Material for this task -
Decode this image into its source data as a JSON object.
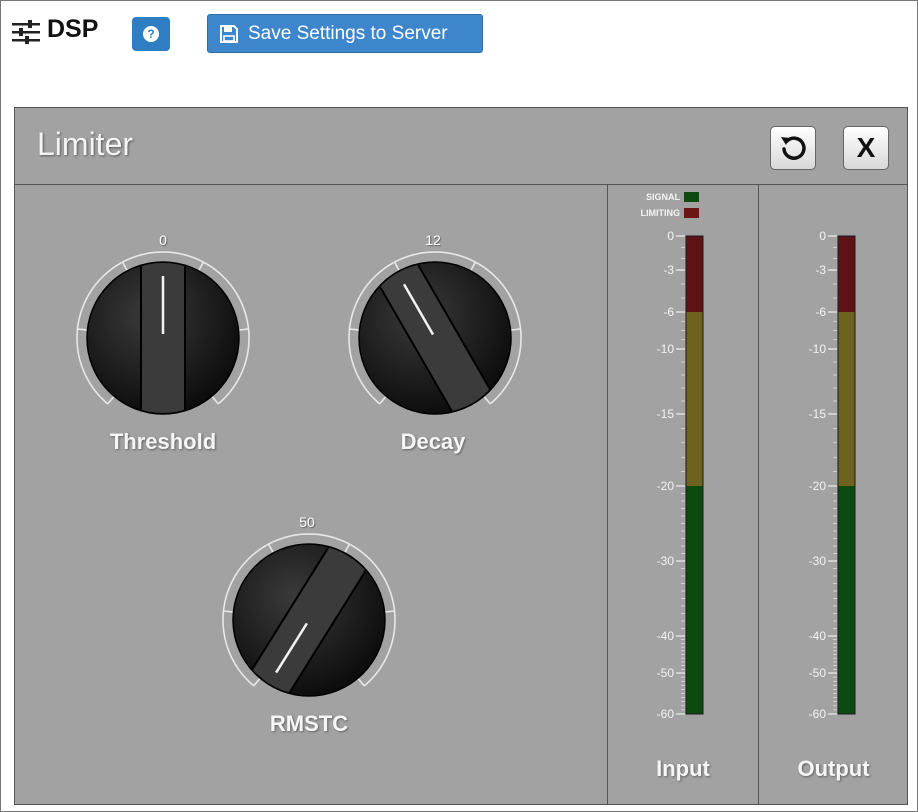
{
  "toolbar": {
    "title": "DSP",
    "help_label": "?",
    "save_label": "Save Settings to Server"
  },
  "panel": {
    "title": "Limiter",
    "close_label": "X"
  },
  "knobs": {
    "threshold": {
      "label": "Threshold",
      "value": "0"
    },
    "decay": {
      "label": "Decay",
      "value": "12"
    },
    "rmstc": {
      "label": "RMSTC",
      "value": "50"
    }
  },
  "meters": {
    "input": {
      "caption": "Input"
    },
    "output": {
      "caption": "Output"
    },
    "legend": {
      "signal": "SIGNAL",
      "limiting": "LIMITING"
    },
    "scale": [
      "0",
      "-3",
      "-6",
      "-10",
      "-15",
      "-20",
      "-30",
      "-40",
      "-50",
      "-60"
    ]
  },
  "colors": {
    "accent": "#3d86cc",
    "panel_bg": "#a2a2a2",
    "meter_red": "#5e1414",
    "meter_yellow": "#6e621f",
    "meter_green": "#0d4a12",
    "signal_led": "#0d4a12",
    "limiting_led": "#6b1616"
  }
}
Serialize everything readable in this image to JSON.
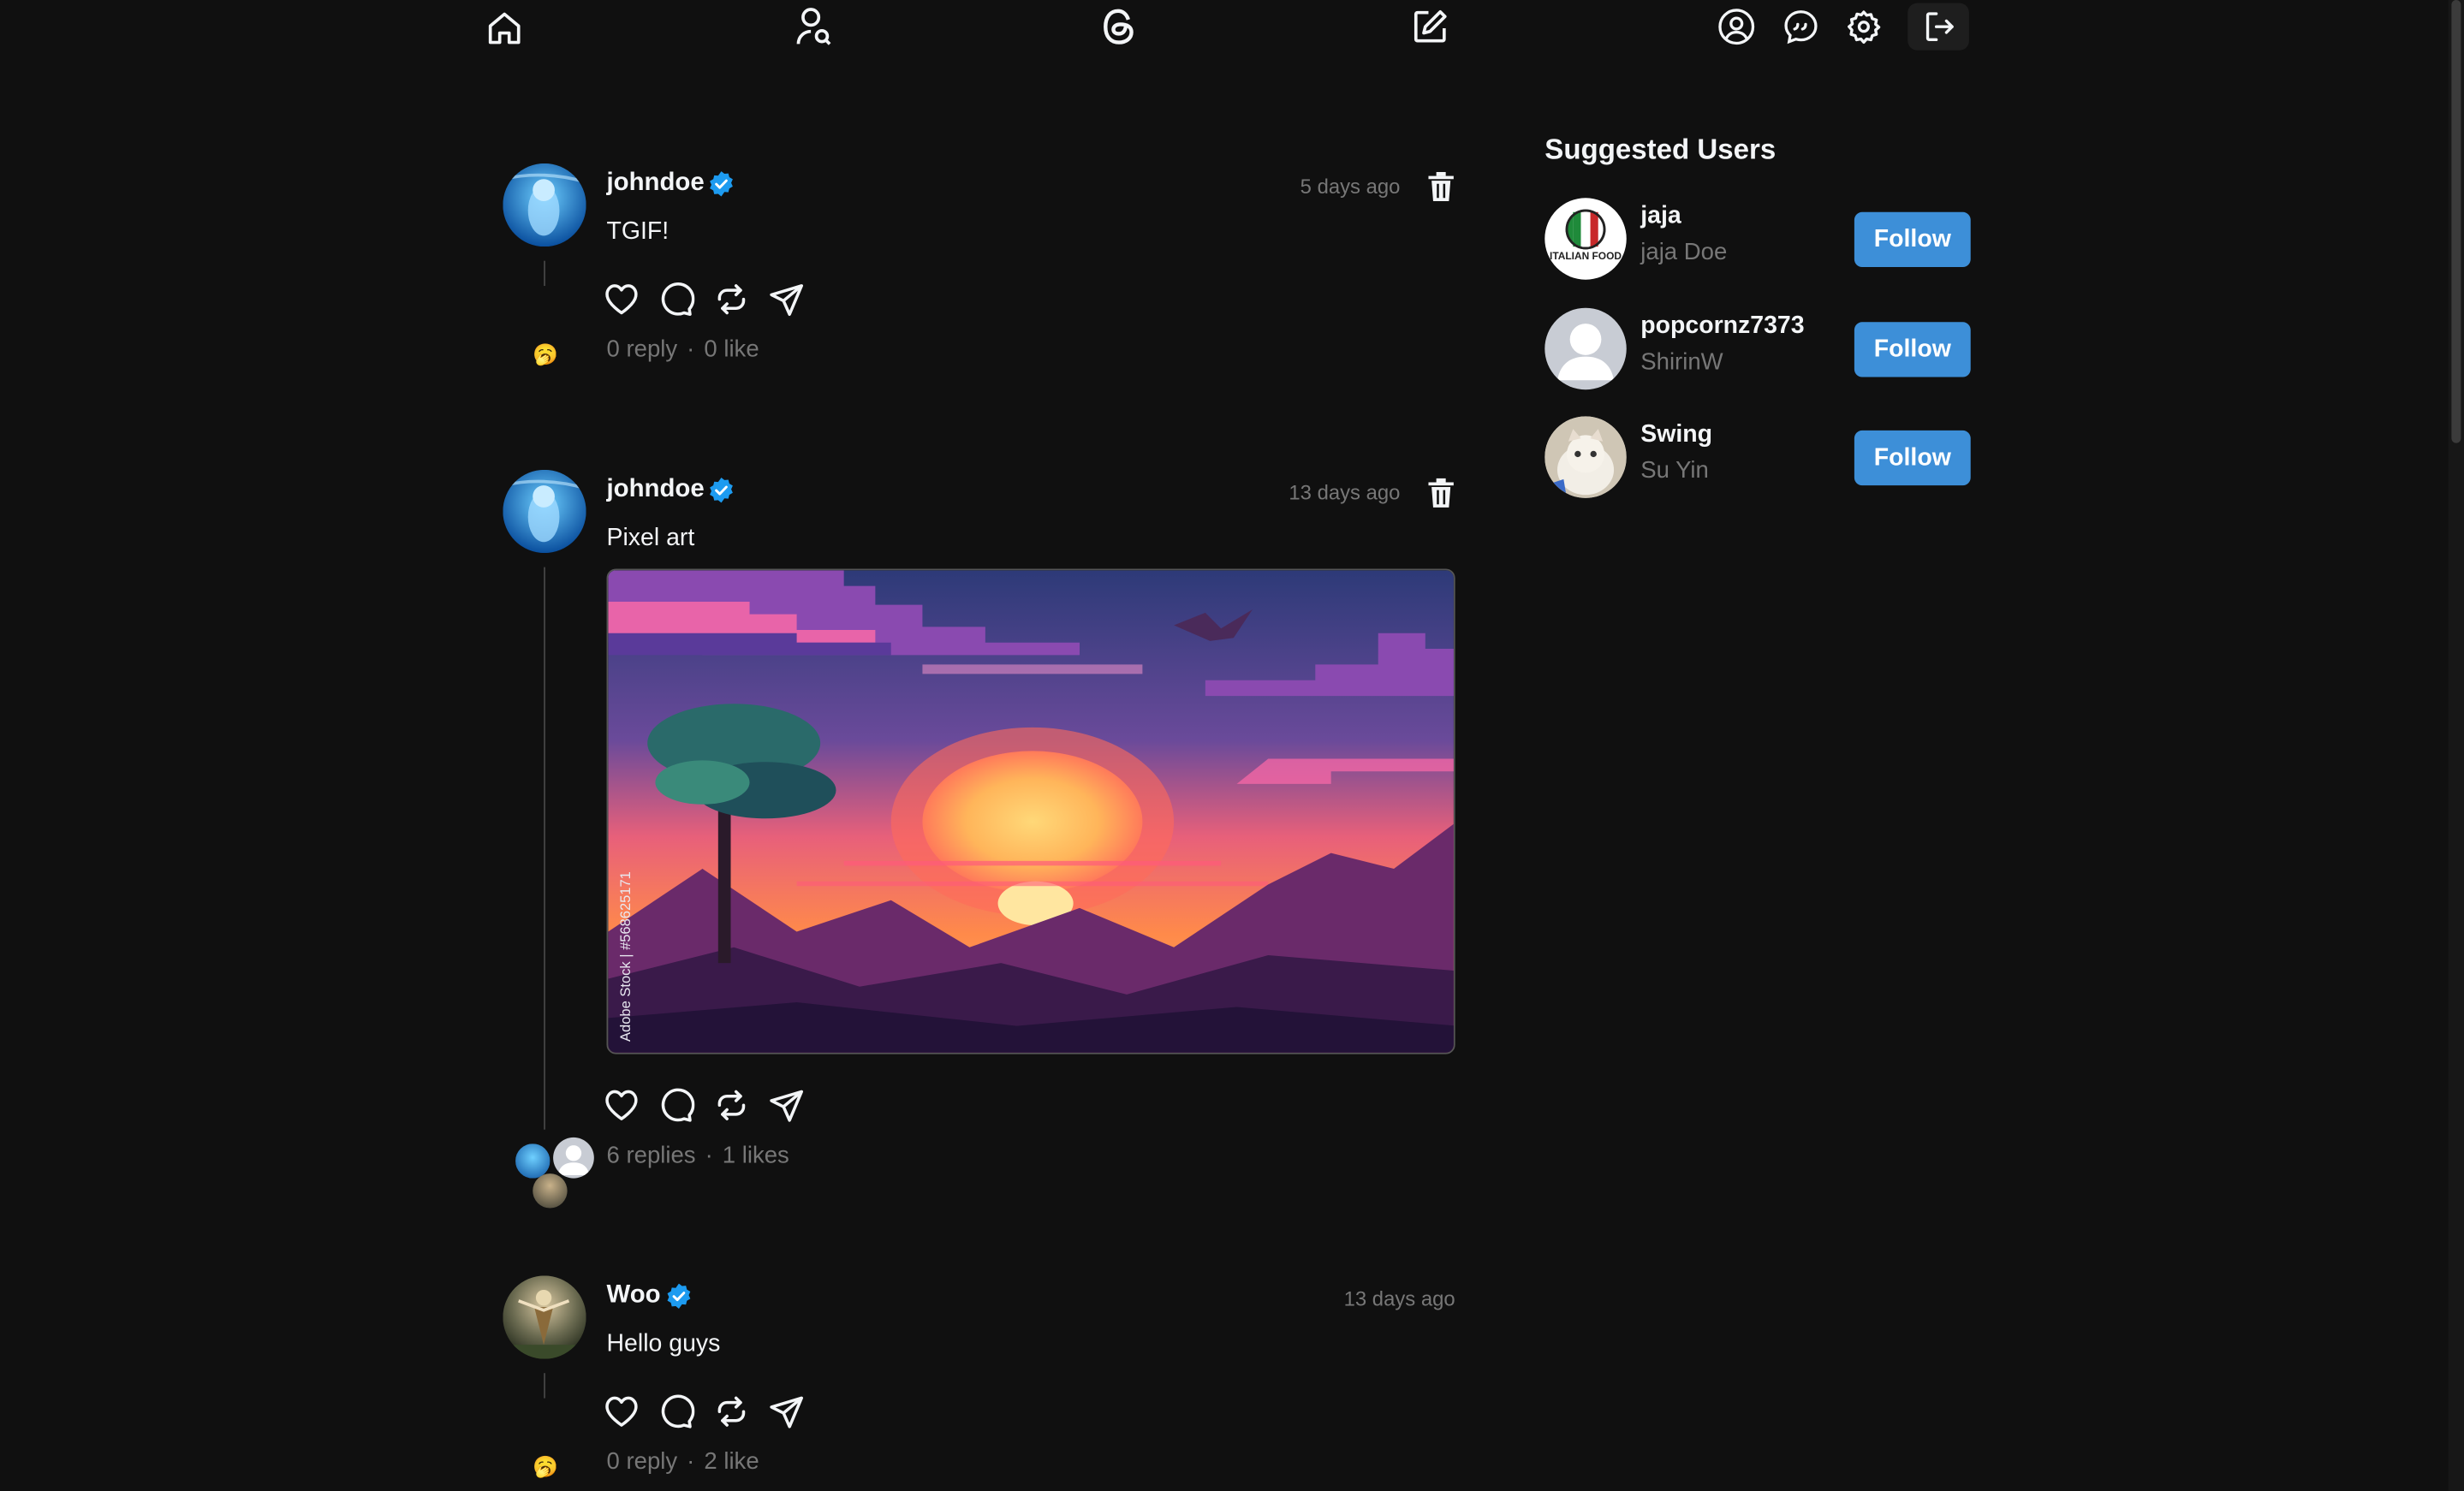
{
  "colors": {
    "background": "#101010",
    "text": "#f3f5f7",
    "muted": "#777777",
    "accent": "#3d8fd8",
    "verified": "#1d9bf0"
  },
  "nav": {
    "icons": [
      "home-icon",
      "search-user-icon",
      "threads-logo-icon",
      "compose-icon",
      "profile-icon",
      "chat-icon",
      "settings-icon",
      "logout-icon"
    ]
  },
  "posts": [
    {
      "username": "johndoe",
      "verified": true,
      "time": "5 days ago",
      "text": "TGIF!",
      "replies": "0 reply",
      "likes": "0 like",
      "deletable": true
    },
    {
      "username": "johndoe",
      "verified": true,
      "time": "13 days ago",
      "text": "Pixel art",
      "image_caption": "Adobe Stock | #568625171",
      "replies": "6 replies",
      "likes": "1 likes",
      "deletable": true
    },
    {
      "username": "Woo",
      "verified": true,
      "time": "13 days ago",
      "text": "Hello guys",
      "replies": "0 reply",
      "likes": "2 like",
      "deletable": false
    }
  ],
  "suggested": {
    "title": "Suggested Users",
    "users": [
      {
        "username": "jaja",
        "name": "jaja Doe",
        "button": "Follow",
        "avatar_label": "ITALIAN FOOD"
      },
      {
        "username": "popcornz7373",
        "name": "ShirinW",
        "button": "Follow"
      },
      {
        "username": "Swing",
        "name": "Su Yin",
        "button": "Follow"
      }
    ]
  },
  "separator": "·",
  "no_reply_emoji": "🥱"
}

Short exercise - Pick out the lines that have the word "JSON". Copy them all.

Final result -
Decode this image into its source data as a JSON object.
Serialize everything readable in this image to JSON.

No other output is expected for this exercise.